PROVIDED DATA Start Marker

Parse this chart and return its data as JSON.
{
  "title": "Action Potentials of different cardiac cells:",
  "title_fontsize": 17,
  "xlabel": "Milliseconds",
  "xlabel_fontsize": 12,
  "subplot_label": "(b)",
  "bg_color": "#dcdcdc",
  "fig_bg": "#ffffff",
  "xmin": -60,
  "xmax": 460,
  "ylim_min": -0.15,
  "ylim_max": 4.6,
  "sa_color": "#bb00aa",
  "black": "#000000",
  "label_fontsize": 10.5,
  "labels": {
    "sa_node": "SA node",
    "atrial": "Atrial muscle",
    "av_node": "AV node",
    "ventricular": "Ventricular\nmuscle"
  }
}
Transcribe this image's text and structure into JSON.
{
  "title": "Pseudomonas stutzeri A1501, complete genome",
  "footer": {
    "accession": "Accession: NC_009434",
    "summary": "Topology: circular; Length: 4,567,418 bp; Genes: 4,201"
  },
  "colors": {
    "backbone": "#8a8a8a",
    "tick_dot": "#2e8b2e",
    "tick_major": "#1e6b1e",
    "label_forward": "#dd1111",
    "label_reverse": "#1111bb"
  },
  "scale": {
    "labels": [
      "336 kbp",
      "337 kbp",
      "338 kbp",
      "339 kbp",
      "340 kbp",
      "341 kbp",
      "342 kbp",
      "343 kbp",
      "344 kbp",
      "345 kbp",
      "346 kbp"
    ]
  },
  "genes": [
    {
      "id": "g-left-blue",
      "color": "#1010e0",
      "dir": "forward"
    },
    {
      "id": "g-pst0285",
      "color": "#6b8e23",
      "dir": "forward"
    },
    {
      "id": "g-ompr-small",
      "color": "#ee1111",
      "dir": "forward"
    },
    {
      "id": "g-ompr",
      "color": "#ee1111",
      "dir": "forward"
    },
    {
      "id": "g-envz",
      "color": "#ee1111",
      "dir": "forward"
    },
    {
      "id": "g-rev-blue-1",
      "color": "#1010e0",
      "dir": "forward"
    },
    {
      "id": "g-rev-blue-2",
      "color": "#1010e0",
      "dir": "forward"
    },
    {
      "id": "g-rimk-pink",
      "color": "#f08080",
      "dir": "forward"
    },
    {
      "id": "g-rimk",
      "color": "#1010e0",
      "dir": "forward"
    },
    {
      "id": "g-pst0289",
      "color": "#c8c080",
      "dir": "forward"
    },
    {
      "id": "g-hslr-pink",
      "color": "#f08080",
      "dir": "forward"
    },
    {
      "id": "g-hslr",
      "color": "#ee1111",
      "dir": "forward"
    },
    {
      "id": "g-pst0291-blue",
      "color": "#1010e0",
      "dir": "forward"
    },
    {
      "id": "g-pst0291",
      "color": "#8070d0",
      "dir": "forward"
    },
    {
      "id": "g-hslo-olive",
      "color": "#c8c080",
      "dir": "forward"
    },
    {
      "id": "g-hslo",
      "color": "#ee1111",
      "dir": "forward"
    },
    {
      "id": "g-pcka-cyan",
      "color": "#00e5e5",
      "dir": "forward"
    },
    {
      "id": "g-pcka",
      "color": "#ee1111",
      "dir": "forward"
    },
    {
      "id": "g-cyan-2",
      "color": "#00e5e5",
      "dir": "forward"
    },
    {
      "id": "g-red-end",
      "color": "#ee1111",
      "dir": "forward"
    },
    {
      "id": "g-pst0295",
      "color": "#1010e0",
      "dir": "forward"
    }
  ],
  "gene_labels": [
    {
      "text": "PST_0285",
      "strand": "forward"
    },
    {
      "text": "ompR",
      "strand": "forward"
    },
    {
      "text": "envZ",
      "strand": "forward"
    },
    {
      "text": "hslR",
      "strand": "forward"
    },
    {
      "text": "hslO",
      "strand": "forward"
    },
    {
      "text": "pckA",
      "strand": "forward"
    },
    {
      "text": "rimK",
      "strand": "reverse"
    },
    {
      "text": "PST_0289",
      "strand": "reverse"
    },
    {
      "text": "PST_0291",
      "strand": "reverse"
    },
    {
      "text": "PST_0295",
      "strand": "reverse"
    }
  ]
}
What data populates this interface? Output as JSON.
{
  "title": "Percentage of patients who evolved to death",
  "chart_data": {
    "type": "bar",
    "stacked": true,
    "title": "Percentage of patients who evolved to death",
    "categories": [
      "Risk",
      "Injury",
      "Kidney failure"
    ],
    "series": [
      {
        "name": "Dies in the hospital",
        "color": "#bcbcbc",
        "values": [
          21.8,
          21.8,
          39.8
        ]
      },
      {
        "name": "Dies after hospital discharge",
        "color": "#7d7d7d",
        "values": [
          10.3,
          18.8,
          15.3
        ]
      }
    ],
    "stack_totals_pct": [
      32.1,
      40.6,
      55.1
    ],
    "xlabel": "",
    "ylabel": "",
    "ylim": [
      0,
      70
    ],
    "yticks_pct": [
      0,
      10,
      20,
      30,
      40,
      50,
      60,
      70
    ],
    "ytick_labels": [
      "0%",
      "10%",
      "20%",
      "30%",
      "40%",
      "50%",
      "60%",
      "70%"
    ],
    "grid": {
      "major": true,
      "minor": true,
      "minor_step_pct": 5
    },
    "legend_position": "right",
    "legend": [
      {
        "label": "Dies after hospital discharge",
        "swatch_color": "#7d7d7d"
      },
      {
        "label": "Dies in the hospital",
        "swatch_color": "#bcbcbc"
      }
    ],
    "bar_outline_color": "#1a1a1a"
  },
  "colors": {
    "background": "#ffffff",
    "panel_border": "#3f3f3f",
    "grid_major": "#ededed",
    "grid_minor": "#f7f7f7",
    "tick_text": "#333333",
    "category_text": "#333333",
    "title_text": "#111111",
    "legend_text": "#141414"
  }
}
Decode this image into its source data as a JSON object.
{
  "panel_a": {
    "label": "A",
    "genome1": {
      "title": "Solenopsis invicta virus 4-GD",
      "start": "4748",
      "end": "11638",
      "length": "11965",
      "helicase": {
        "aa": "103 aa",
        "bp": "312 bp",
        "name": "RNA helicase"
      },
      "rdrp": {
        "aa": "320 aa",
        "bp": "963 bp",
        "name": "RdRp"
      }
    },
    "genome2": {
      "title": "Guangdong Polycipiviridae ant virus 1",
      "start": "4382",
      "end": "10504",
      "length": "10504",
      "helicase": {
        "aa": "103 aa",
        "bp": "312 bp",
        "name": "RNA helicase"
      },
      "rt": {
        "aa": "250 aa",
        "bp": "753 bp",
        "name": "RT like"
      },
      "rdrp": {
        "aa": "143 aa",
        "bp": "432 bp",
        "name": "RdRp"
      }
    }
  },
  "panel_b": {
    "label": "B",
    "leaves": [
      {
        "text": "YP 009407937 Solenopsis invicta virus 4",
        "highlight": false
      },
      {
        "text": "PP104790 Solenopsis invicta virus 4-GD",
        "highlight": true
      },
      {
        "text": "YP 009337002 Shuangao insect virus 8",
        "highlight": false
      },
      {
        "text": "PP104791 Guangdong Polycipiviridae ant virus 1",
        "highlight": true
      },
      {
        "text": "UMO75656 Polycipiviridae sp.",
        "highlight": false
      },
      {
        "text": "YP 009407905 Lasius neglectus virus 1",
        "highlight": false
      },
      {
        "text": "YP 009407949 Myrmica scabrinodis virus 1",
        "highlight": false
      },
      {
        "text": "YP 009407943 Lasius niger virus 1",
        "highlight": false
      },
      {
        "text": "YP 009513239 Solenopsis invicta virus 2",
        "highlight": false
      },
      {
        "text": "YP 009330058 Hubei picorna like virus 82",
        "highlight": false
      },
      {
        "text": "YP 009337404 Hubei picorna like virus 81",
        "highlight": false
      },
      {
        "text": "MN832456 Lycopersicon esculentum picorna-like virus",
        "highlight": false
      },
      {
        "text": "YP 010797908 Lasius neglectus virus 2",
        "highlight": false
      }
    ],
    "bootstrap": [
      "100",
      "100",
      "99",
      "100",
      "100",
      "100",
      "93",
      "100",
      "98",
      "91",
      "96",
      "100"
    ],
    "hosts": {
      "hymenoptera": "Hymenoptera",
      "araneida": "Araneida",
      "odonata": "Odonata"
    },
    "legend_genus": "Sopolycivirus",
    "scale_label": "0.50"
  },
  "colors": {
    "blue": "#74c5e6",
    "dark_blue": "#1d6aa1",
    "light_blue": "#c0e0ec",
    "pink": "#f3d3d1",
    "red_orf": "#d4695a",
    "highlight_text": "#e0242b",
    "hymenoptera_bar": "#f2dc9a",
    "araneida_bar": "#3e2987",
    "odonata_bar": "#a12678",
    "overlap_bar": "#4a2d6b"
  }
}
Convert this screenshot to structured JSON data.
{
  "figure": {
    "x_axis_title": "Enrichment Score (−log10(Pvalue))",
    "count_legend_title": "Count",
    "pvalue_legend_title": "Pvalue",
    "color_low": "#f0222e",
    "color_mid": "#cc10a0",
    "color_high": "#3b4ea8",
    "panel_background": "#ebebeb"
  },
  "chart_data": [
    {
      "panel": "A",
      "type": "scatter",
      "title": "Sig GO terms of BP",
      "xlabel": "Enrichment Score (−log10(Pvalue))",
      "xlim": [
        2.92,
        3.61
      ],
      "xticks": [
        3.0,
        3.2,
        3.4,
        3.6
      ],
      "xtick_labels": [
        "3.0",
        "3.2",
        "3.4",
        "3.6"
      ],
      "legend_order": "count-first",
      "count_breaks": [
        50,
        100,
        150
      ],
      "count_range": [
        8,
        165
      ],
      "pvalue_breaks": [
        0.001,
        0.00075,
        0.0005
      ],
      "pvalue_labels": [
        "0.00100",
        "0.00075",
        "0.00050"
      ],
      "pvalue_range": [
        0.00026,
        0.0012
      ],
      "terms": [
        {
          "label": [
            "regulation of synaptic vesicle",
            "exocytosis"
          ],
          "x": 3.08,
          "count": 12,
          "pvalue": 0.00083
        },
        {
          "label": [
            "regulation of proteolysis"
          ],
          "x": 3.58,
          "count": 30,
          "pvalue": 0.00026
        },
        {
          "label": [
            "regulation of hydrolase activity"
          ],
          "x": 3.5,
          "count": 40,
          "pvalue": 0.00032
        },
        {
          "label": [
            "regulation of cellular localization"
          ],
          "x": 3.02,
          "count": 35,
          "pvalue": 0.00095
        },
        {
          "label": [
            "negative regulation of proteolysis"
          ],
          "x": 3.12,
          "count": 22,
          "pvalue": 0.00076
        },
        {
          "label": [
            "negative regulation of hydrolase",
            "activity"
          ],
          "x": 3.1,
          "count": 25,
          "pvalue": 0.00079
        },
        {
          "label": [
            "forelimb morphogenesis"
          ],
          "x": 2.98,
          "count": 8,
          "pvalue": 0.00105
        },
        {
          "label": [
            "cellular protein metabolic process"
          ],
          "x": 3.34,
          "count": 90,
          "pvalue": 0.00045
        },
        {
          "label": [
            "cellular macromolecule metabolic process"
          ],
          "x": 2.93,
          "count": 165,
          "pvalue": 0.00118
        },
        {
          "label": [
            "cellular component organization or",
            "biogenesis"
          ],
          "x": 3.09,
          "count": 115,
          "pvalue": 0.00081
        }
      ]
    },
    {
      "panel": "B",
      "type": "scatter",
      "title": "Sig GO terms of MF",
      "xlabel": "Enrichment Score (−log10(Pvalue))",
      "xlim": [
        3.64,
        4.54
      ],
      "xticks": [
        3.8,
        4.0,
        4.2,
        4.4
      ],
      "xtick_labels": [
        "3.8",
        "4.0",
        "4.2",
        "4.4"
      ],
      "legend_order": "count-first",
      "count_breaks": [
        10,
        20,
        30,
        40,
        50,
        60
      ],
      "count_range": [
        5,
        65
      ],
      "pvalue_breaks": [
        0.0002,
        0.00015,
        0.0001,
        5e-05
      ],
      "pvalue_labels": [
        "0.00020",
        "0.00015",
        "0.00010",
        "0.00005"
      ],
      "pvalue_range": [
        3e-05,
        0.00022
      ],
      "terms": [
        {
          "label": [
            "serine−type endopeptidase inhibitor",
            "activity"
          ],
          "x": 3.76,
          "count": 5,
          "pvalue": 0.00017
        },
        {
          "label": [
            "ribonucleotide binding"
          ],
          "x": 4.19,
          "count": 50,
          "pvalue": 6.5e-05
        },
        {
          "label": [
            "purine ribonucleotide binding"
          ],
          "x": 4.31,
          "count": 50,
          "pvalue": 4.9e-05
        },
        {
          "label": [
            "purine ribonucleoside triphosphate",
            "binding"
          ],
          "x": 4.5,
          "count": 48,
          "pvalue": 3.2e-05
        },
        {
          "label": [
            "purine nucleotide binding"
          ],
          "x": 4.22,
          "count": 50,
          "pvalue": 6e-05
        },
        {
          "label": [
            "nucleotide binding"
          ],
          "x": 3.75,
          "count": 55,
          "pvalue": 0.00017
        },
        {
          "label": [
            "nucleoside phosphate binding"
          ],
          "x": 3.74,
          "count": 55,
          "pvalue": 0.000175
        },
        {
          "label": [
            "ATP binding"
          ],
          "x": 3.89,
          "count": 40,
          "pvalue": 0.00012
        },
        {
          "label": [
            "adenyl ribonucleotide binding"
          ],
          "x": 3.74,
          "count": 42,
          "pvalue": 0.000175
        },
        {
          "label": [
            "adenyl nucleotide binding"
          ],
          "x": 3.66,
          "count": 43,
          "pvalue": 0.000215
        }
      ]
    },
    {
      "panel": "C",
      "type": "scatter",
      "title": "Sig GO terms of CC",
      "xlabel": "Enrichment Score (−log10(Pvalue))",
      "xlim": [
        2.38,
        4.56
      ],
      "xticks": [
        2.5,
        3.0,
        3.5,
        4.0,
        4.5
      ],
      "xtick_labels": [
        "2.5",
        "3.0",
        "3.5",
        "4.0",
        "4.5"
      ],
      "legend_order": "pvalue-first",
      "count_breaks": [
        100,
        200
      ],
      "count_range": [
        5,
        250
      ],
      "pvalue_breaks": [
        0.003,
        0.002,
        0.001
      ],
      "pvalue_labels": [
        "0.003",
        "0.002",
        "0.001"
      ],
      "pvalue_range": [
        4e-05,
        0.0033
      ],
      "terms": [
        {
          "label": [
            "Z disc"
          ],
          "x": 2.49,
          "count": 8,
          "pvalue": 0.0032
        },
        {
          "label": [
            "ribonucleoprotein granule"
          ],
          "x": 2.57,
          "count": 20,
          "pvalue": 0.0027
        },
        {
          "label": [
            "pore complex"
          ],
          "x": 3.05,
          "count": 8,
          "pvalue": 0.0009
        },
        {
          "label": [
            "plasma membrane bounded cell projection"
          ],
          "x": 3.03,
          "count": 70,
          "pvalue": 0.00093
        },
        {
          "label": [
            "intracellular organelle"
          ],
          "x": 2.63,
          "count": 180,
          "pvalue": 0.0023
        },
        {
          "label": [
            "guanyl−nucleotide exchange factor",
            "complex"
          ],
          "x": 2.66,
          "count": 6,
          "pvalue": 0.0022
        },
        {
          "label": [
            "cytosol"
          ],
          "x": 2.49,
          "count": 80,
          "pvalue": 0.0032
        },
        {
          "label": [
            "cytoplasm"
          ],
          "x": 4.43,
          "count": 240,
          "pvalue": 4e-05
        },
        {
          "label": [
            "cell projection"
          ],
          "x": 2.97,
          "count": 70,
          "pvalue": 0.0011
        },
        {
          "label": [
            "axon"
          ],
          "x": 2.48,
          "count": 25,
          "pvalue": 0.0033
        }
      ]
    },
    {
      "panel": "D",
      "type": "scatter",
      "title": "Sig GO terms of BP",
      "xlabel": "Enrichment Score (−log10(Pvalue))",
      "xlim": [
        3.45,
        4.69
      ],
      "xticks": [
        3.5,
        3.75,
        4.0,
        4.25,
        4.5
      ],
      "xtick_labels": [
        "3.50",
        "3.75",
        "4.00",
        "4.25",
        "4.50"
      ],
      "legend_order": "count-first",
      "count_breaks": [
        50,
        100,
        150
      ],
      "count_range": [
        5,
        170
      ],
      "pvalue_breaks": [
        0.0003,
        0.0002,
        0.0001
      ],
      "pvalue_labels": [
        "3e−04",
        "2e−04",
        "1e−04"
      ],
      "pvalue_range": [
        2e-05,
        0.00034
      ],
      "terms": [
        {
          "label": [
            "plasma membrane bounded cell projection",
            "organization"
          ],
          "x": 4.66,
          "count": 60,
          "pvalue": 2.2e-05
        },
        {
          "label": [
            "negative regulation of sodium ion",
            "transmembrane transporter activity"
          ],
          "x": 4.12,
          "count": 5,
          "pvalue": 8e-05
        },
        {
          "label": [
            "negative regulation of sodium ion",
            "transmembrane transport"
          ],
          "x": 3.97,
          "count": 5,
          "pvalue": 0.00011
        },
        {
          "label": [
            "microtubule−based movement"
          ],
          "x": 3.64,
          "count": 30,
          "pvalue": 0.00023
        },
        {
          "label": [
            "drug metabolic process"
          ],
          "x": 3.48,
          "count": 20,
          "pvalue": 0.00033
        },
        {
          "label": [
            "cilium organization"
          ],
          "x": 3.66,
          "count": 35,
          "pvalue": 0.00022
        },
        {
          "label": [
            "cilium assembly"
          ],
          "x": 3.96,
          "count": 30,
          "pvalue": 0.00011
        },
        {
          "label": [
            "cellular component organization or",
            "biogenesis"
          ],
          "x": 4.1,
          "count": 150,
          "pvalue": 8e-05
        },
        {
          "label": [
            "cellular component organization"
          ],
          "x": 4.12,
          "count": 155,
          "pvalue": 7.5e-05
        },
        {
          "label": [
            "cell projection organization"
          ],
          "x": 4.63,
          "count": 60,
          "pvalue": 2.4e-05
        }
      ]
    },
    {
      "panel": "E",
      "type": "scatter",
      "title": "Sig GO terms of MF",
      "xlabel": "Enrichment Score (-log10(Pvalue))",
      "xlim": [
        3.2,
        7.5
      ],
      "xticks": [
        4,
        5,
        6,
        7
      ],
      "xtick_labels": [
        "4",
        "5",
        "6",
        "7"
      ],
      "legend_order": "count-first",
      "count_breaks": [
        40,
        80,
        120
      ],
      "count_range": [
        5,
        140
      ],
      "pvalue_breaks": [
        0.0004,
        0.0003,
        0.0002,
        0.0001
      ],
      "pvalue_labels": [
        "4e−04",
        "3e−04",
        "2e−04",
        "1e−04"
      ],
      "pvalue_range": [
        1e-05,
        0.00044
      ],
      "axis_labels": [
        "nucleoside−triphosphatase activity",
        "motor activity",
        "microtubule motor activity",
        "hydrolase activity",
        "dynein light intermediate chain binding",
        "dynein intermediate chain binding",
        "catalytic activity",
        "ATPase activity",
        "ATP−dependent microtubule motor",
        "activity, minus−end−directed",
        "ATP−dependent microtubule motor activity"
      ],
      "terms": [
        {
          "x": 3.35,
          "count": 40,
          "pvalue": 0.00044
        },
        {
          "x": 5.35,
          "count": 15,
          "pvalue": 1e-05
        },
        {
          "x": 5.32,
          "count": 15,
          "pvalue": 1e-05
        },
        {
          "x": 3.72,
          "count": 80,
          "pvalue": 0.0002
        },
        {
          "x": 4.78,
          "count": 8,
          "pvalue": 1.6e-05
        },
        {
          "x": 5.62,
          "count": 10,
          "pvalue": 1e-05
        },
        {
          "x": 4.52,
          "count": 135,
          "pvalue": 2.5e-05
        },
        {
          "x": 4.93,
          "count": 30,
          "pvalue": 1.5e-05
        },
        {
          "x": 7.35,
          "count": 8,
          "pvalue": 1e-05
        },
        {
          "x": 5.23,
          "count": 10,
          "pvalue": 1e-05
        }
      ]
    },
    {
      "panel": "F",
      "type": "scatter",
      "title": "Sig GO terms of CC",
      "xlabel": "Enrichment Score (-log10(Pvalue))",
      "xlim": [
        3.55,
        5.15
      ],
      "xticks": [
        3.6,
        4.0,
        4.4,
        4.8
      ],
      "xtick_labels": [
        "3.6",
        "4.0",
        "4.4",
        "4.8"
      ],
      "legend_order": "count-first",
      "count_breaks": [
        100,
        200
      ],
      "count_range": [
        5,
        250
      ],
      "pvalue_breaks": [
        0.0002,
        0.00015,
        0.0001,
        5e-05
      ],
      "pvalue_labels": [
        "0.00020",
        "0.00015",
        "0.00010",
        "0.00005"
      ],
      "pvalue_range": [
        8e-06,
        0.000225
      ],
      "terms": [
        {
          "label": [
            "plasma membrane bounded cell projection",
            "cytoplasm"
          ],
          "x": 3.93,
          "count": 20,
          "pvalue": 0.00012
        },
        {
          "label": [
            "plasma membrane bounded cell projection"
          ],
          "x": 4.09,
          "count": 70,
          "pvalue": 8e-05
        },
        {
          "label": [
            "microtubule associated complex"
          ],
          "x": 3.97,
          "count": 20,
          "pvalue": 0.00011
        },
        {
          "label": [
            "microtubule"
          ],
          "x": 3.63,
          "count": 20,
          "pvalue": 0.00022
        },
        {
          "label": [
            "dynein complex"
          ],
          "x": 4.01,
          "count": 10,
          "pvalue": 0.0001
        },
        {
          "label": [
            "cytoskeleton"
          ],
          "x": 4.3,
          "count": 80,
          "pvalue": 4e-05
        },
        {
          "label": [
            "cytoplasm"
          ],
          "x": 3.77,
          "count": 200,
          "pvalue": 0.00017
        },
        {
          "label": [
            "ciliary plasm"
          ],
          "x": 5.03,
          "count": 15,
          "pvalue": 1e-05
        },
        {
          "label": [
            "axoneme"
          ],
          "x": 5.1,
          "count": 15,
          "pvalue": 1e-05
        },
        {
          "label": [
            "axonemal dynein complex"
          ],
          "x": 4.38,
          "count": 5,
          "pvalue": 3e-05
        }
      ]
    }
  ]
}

PROVIDED DATA End Marker

◆ PROBLEM STATEMENT
Copy out every line of the data that includes "ribonucleotide".

◆ OUTPUT FOR THIS TASK
            "ribonucleotide binding"
            "purine ribonucleotide binding"
            "adenyl ribonucleotide binding"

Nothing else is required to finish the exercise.